_Written request:_ Look through the data for the string "text". Copy every line where it is found.

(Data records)
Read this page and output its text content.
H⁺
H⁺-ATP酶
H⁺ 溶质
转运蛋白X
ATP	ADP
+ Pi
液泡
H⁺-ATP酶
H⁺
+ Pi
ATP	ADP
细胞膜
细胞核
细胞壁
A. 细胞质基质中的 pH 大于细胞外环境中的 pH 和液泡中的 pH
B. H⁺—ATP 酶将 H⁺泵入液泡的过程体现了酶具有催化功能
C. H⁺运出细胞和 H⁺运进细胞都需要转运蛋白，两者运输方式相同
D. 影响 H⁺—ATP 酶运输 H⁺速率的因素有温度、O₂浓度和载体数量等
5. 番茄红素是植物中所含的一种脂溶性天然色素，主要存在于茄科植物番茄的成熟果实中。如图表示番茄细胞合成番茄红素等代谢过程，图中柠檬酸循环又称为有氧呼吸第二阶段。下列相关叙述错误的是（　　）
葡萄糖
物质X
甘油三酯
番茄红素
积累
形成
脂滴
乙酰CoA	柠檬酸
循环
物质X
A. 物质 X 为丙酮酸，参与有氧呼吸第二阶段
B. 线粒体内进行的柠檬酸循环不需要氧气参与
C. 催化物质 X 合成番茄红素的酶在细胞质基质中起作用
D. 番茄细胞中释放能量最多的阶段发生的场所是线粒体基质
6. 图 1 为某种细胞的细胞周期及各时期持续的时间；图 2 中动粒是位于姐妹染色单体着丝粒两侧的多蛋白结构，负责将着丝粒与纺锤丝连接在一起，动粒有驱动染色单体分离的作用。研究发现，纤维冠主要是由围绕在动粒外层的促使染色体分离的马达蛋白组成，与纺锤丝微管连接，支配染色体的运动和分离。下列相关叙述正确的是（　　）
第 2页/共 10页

--

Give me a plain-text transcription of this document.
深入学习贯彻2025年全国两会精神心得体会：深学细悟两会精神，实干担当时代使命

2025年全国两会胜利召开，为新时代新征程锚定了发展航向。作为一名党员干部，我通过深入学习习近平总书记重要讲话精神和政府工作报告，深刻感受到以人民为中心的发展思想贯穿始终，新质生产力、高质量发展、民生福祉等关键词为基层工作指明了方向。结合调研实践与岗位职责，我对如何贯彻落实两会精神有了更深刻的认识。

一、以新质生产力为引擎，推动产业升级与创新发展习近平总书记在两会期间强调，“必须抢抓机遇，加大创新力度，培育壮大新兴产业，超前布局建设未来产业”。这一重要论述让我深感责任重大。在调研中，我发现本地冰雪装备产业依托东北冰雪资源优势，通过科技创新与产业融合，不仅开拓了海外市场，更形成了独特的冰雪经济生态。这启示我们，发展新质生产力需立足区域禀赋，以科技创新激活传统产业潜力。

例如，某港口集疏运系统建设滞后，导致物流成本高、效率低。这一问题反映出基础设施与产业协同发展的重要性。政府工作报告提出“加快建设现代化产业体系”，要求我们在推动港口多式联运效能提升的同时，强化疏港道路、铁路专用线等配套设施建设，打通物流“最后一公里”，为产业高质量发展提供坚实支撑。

_Exercise solution:_
Read this page and output its text content.
Give me a plain-text transcription of this document.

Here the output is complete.